● **WHAT YOU SHOULD DO**: The line that contains "Serialize everything readable" and every line after it, down to the last one, must be restated word for word, with no pictures.

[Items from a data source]
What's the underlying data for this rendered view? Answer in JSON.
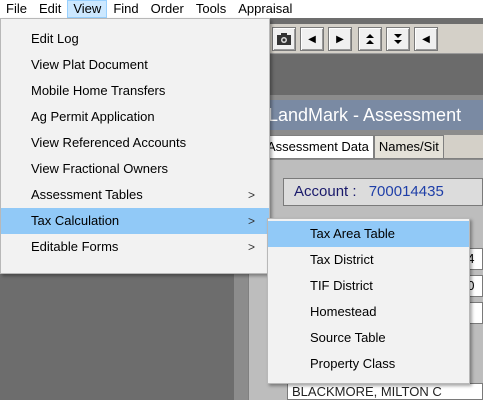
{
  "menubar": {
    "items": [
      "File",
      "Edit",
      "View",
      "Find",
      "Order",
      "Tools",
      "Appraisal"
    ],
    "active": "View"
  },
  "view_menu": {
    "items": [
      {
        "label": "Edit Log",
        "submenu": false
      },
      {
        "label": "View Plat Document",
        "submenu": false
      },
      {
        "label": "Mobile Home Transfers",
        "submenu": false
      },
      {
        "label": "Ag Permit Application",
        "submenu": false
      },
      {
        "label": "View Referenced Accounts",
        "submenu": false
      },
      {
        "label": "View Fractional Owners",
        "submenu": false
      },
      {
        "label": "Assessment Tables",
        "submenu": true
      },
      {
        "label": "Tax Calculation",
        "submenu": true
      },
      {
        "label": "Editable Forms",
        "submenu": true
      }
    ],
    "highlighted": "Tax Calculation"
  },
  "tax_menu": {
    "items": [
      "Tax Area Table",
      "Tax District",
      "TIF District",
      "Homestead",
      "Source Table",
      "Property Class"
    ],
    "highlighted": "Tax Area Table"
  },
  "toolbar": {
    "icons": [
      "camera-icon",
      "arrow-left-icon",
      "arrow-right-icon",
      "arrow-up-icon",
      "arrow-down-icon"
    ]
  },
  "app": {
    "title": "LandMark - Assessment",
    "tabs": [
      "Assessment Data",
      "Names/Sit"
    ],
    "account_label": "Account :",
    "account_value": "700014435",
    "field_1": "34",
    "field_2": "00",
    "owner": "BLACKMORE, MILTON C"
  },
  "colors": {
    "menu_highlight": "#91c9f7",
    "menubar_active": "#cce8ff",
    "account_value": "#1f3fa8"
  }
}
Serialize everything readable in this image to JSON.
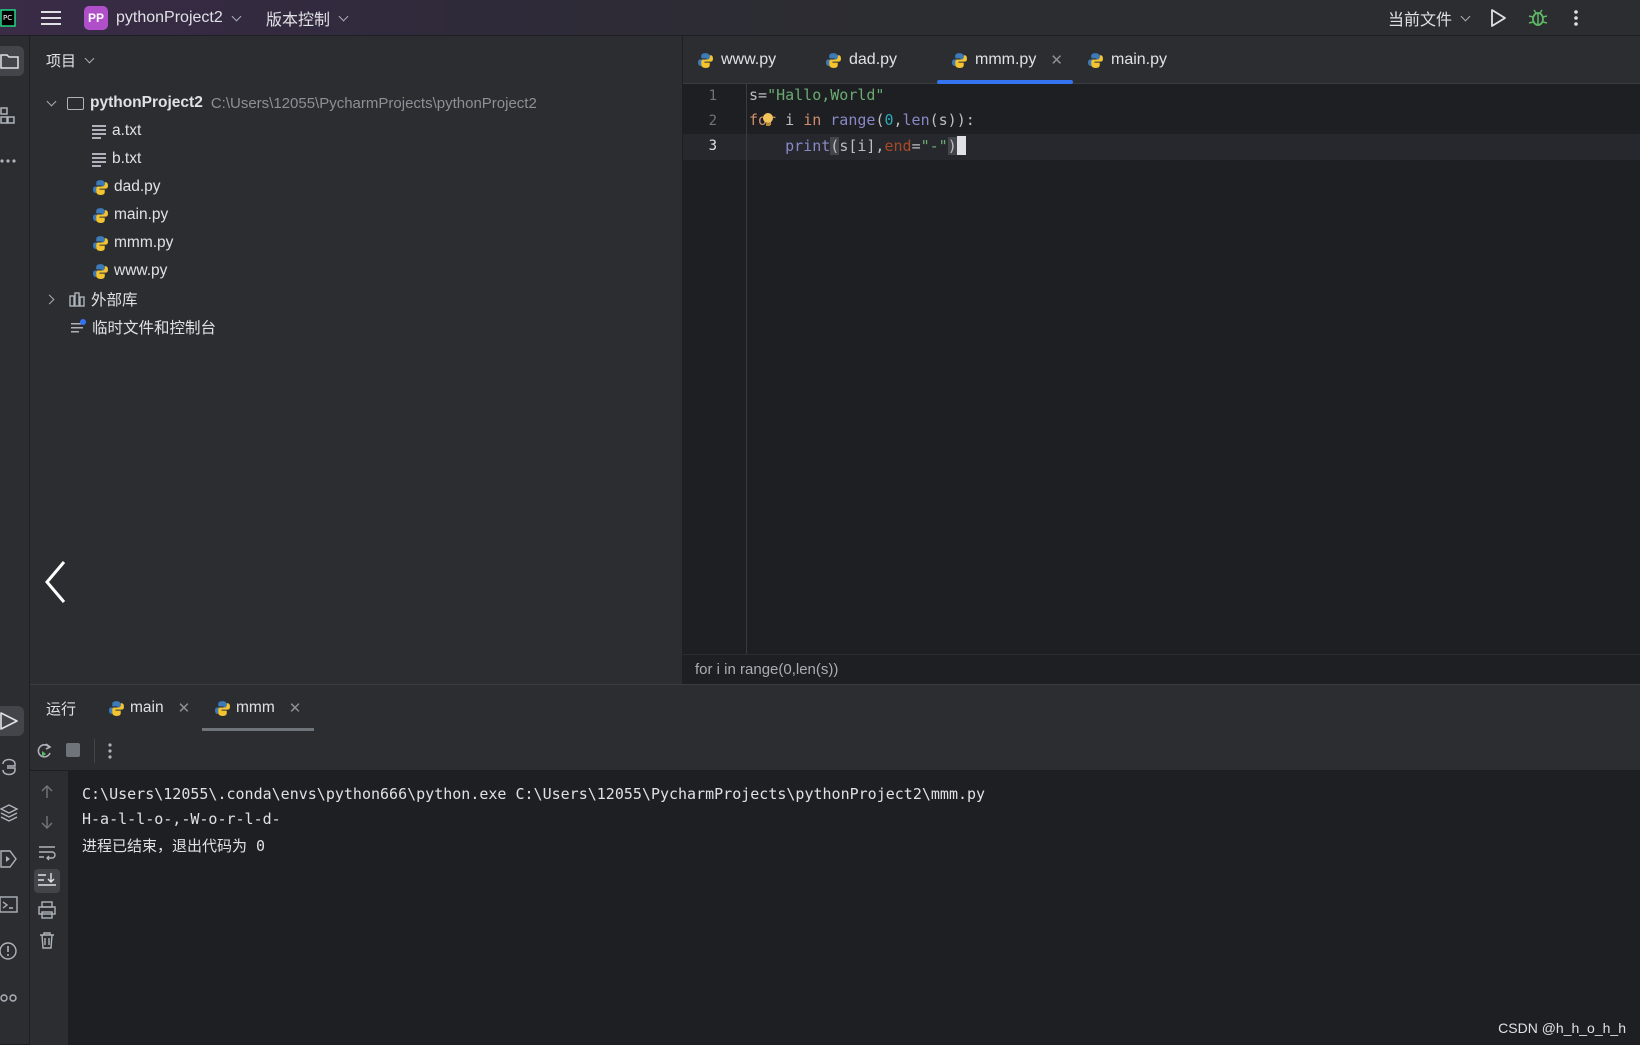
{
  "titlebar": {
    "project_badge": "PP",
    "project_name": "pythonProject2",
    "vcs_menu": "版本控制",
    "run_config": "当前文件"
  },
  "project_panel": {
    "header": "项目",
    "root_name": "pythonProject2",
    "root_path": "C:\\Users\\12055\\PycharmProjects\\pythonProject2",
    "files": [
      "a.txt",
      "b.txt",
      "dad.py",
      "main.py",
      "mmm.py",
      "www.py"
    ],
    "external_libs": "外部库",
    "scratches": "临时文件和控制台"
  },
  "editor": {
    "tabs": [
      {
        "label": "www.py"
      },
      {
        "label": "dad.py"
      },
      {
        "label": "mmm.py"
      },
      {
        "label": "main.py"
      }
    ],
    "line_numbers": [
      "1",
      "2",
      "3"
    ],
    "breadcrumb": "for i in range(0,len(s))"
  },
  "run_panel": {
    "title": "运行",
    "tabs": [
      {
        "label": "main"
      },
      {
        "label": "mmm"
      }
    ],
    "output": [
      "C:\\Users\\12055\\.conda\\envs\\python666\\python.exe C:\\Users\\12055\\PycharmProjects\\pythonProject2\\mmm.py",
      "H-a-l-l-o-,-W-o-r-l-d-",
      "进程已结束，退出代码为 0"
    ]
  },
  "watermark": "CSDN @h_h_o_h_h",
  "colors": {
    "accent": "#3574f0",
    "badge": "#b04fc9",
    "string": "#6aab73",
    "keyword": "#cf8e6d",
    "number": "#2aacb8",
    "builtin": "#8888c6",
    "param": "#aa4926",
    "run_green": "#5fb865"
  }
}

● **SOLUTION TO THIS PROBLEM**:
Serialize everything readable in this image to JSON.
{
  "titlebar": {
    "project_badge": "PP",
    "project_name": "pythonProject2",
    "vcs_menu": "版本控制",
    "run_config": "当前文件"
  },
  "project_panel": {
    "header": "项目",
    "root_name": "pythonProject2",
    "root_path": "C:\\Users\\12055\\PycharmProjects\\pythonProject2",
    "files": [
      "a.txt",
      "b.txt",
      "dad.py",
      "main.py",
      "mmm.py",
      "www.py"
    ],
    "external_libs": "外部库",
    "scratches": "临时文件和控制台"
  },
  "editor": {
    "tabs": [
      {
        "label": "www.py"
      },
      {
        "label": "dad.py"
      },
      {
        "label": "mmm.py"
      },
      {
        "label": "main.py"
      }
    ],
    "line_numbers": [
      "1",
      "2",
      "3"
    ],
    "breadcrumb": "for i in range(0,len(s))"
  },
  "run_panel": {
    "title": "运行",
    "tabs": [
      {
        "label": "main"
      },
      {
        "label": "mmm"
      }
    ],
    "output": [
      "C:\\Users\\12055\\.conda\\envs\\python666\\python.exe C:\\Users\\12055\\PycharmProjects\\pythonProject2\\mmm.py",
      "H-a-l-l-o-,-W-o-r-l-d-",
      "进程已结束，退出代码为 0"
    ]
  },
  "watermark": "CSDN @h_h_o_h_h",
  "colors": {
    "accent": "#3574f0",
    "badge": "#b04fc9",
    "string": "#6aab73",
    "keyword": "#cf8e6d",
    "number": "#2aacb8",
    "builtin": "#8888c6",
    "param": "#aa4926",
    "run_green": "#5fb865"
  }
}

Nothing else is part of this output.